### Source ###

The Decline of the Canadian Dollar: A Hidden Crisis in Western Economics

Canada’s inflation and the general erosion of the loonie has to go down as one of the most undersold economic issues in the West.

You’ll hear outlets and pundits talk about how weak the CAD is relative to a year, two or three ago. But nobody will address the elephant – or very large beaver – in the room: why does the CAD act as a sort of mockery of the U.S. dollar? Why do Americans like me look to Canada’s currency and think: “Let’s hope this doesn’t happen to us?”

We’ll attempt to do just that as we try to find why the CAD rests on such flimsy footing, and how one might protect their wealth and savings in an increasingly harsh environment.

The greenback and the other dollars

The more one spends time in finance, the stronger the feeling that the prefix “U.S.” ahead of the U.S. dollar serves, namely to remind onlookers that they’re dealing with the real dollar. 

As you know, both Canada and Australia’s currencies share the same moniker. So why are they a pale shadow of the real thing?

We weren’t joking when we said the issue of the loonie is being mostly ignored. If we search around for mentions on the weakness of the Australian dollar, we get no shortage of admissions. For example, The Guardian reminds Brits that each of their pound sterling currency—which has massively collapsed over the last decade and half—can still get them nearly two Australian dollars.

But Canada seems to get little in the way of such concessions. This analysis actually compares the CAD to both the pound sterling and the euro, making it seem as if the three currencies are to be placed in the same category as some rival to the U.S. dollar.

It neglects to mention that the Canadian dollar goes for 0.75 American cents. 

In other words, $100 CAD is equal to $75 USD.

It’s not always clear how aware of this weakness the Canadian citizen is. Do they know both Canada’s and Australia’s dollars are three-quarters the price of the U.S. dollar? Do they have any idea why?

The same analysis tells us that the loonie is a “commodity currency”. Does that justify such gross devaluation against every other major currency besides the hyperinflated yen (which we’ll get to later)? Hardly.

Much of what we cover here references the U.S. dollar for an idea of how outlandish the CAD’s depreciation has been over the last 15 years. Before going into the details of that, let’s start with a primer of why the U.S. dollar is nothing to brag about.

Canadian currency chart relative to other currencies


The U.S. dollar has lost 99% of its purchasing power—but we’re still way weaker

Gold is another thing we must reference prominently, and we will. For now, let’s say that gold stands as a very accurate gauge of inflation. The better it performs in a currency, the worse that currency is off.

###

— Tasks to perform —
1. Set down, word for word, the part of the article on the Canadian dollar that opens with the words containing "As you know, both" and closes with "to $75 USD.".
2. Rewrite the part of the listing that opens with the line containing "I need the location of every UI element. Format: name <box>x0" and closes with the line containing "Segment this screenshot: for", with "element" replaced by "component" and nothing else changed. Leave the pictures out.

### Records to process ###

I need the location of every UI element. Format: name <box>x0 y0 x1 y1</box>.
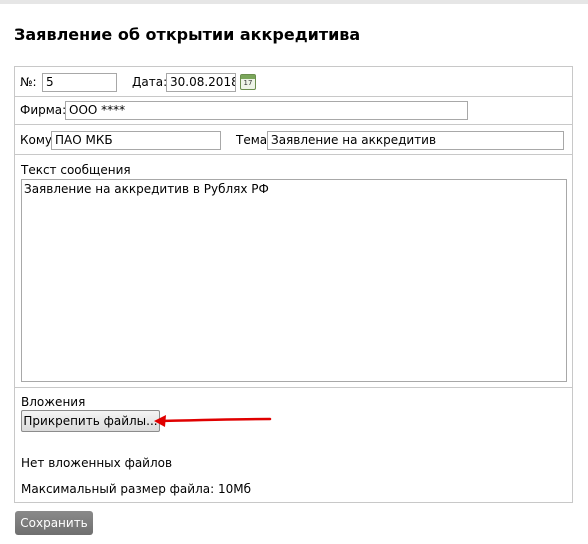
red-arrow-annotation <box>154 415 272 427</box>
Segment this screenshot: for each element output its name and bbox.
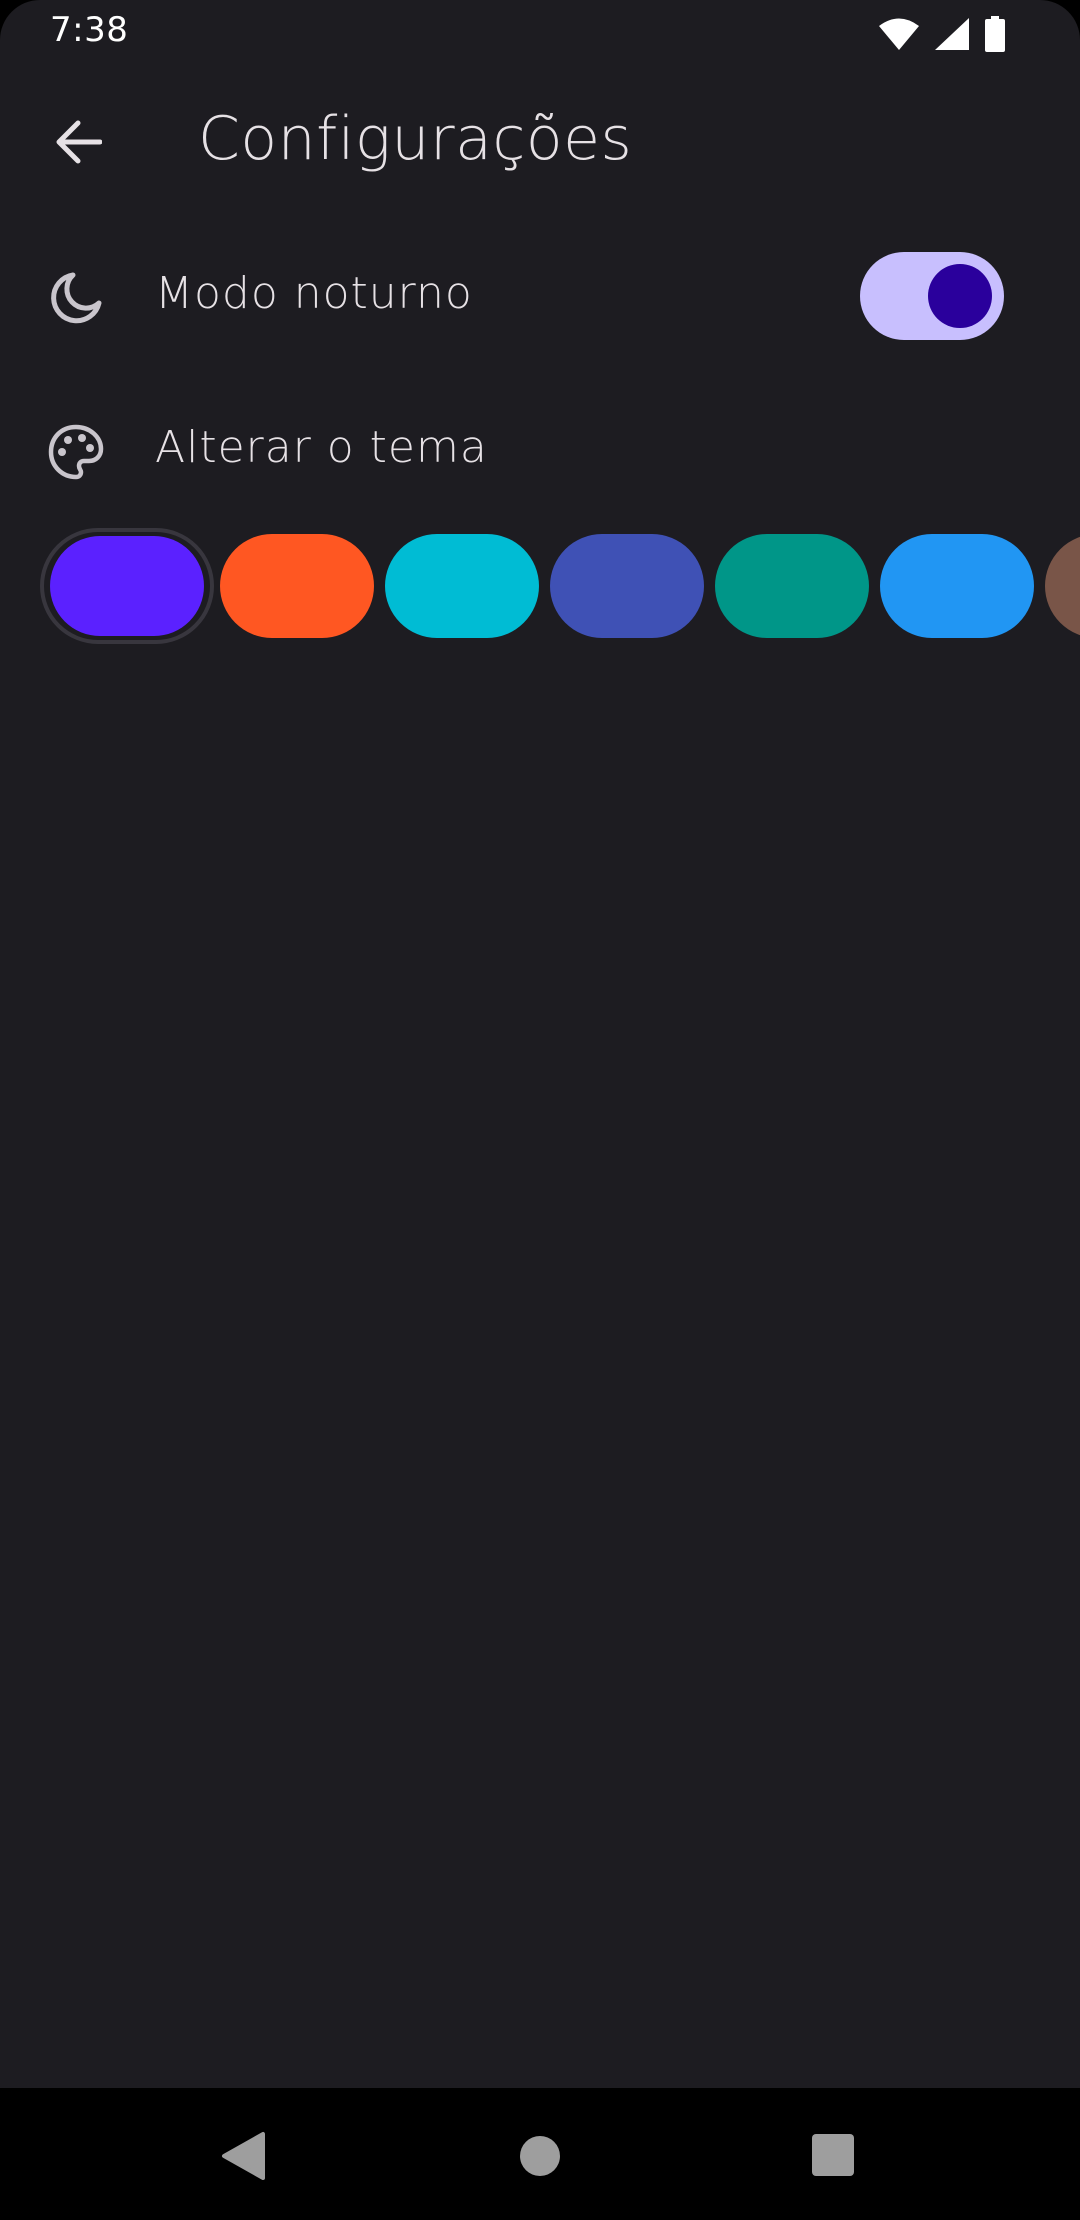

###
### Records to process ###

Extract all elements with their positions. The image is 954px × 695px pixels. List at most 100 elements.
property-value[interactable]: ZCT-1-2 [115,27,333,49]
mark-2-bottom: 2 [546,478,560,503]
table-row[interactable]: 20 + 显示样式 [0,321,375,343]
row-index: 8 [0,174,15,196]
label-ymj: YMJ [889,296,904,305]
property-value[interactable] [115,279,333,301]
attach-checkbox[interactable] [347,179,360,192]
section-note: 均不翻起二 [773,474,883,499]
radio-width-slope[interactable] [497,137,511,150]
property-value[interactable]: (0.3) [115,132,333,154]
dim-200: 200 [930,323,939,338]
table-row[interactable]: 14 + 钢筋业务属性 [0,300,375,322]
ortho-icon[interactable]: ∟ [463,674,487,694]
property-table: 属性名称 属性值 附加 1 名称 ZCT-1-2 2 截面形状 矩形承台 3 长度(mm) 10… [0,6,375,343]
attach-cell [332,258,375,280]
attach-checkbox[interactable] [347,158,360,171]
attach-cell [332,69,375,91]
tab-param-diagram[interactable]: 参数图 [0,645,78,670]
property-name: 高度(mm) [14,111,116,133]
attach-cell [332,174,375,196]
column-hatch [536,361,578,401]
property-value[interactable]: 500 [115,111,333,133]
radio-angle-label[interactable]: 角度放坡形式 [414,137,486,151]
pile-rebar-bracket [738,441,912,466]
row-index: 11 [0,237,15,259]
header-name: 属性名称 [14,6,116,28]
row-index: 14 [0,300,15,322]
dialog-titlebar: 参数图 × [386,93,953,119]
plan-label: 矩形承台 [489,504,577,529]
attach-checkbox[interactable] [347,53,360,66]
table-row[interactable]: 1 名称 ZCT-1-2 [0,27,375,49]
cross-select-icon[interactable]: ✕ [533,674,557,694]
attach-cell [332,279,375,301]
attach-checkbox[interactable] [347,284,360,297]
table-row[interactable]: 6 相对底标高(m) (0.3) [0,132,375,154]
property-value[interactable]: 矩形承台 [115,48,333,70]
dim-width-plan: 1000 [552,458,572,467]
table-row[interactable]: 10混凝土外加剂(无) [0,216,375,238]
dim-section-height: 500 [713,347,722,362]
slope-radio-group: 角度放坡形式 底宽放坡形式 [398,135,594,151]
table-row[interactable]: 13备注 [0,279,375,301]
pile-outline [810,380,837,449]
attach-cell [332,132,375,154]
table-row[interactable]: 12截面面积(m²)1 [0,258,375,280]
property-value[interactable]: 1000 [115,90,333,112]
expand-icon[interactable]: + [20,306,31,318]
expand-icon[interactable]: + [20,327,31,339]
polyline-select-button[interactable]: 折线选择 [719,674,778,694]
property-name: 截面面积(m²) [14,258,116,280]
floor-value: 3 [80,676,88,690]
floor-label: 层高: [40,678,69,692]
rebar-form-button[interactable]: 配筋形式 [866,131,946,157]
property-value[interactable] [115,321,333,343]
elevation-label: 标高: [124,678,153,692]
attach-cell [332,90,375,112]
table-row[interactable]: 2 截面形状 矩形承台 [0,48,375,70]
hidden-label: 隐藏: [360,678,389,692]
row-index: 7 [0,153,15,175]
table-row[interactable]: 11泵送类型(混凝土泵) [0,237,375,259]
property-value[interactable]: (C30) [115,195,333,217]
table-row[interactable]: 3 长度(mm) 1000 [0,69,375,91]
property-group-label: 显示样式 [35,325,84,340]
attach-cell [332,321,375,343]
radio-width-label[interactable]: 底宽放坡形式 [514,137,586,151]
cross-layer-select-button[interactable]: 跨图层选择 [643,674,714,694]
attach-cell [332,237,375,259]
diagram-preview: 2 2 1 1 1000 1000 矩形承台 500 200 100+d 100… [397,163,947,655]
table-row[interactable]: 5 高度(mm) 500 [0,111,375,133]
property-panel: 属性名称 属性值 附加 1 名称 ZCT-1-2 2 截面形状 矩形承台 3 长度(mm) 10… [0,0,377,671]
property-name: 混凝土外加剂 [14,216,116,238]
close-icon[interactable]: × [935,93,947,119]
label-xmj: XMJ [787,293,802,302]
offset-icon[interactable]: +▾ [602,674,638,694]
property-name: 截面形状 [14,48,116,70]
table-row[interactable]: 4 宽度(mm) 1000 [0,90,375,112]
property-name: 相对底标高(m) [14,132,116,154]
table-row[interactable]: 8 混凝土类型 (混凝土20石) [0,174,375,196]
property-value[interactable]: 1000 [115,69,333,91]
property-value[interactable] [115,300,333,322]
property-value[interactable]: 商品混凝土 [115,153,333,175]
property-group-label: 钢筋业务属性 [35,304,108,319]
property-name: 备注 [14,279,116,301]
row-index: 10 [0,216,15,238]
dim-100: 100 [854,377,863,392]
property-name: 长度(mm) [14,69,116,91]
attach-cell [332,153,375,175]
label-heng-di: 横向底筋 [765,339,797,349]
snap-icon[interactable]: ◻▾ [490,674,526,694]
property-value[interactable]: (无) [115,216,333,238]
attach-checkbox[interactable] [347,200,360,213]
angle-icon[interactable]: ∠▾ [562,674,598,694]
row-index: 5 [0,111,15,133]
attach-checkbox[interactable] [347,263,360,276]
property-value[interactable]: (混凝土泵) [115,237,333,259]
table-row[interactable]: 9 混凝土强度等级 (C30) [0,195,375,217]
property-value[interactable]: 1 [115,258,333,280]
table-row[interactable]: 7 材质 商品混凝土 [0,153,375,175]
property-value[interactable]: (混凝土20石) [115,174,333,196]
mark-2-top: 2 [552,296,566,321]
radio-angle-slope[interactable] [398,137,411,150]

###
### Records to process ###

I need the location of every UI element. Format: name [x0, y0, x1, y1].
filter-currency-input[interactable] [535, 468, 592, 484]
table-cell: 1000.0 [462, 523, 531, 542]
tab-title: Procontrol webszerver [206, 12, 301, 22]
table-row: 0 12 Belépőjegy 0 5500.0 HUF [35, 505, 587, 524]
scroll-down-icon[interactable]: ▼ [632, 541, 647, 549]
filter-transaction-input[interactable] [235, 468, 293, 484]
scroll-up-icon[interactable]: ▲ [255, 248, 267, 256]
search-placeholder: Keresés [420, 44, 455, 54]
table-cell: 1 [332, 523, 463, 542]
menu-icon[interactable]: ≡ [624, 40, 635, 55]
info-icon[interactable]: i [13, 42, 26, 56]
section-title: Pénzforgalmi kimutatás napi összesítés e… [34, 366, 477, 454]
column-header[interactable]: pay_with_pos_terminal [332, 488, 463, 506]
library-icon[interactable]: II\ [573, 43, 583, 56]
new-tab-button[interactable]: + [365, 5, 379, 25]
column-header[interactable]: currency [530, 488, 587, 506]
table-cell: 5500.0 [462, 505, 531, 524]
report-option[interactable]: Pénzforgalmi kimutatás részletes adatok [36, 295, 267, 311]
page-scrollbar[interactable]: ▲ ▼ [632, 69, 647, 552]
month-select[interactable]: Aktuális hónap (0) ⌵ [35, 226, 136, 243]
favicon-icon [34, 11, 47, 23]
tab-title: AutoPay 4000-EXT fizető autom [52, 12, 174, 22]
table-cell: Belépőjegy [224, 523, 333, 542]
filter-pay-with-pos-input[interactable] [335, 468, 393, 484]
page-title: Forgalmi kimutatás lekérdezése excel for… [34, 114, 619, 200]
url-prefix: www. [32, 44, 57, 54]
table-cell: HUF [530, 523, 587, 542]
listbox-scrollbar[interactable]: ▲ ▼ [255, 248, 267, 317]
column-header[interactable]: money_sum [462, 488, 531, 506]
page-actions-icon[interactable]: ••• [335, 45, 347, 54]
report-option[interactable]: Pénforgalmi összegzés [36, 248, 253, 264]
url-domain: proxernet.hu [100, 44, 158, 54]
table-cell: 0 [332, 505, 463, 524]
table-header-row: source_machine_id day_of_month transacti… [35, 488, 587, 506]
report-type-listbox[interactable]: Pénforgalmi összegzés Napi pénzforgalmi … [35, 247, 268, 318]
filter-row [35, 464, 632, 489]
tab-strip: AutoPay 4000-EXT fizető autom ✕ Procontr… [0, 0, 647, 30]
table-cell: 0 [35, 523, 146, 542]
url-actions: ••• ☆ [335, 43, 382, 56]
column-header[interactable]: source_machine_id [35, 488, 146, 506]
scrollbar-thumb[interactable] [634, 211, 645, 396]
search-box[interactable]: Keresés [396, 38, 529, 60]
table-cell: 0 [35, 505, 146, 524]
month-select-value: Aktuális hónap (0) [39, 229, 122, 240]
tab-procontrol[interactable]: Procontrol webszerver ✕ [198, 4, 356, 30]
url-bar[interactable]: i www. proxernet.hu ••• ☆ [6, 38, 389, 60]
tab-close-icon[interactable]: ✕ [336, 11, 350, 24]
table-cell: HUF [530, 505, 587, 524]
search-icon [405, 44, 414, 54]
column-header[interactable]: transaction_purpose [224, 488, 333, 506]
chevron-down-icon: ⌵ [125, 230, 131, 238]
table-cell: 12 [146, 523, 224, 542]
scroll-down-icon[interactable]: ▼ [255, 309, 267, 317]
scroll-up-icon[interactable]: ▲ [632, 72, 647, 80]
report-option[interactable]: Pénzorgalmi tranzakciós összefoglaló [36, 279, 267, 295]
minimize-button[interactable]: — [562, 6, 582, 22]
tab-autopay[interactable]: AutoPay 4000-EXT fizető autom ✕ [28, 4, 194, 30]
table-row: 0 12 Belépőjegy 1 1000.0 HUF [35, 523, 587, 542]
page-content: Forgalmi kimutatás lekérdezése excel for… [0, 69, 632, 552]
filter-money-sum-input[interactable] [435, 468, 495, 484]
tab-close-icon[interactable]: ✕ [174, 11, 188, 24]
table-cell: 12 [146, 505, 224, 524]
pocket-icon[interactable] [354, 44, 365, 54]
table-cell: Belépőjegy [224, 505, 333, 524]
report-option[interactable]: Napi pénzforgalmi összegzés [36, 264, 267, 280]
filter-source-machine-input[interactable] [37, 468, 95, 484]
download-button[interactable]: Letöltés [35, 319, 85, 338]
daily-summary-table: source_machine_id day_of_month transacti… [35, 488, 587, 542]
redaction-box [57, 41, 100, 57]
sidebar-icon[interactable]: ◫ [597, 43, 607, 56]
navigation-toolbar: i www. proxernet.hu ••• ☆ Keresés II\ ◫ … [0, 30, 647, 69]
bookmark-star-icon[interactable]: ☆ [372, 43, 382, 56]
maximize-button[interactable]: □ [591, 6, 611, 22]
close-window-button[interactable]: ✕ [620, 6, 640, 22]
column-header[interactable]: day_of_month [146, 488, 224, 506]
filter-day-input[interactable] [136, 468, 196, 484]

###

— Expected responses —
1.
As you know, both Canada and Australia’s currencies share the same moniker. So why are they a pale shadow of the real thing?

We weren’t joking when we said the issue of the loonie is being mostly ignored. If we search around for mentions on the weakness of the Australian dollar, we get no shortage of admissions. For example, The Guardian reminds Brits that each of their pound sterling currency—which has massively collapsed over the last decade and half—can still get them nearly two Australian dollars.

But Canada seems to get little in the way of such concessions. This analysis actually compares the CAD to both the pound sterling and the euro, making it seem as if the three currencies are to be placed in the same category as some rival to the U.S. dollar.

It neglects to mention that the Canadian dollar goes for 0.75 American cents. 

In other words, $100 CAD is equal to $75 USD.

2.
I need the location of every UI component. Format: name <box>x0 y0 x1 y1</box>.
red-arrow-annotation <box>154 415 272 427</box>
Segment this screenshot: for each component output its name and bbox.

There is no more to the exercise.